## Problem statement
Each line that holds the word "Figure" is to be identified and copied.

____ Exercise materials

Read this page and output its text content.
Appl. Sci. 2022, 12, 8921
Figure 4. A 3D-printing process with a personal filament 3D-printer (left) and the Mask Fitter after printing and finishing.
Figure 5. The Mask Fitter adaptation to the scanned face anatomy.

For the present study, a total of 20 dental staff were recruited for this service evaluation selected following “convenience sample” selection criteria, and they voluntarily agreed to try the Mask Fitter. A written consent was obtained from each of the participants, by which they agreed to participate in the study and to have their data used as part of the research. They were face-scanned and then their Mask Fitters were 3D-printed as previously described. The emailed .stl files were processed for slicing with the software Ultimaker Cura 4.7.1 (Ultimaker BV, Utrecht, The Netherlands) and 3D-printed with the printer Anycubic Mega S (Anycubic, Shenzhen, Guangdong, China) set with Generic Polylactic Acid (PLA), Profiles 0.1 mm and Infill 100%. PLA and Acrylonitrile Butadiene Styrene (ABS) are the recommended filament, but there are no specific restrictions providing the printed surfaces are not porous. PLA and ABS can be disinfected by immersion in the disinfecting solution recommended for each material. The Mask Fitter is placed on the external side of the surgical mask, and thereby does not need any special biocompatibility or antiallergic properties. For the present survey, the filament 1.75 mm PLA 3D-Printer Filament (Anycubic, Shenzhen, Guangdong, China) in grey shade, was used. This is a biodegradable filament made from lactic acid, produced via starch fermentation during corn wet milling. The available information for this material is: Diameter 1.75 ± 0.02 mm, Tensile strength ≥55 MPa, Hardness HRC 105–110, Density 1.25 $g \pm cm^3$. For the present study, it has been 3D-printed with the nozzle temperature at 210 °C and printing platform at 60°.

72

________

## Exercise solution
Figure 4. A 3D-printing process with a personal filament 3D-printer (left) and the Mask Fitter after printing and finishing.
Figure 5. The Mask Fitter adaptation to the scanned face anatomy.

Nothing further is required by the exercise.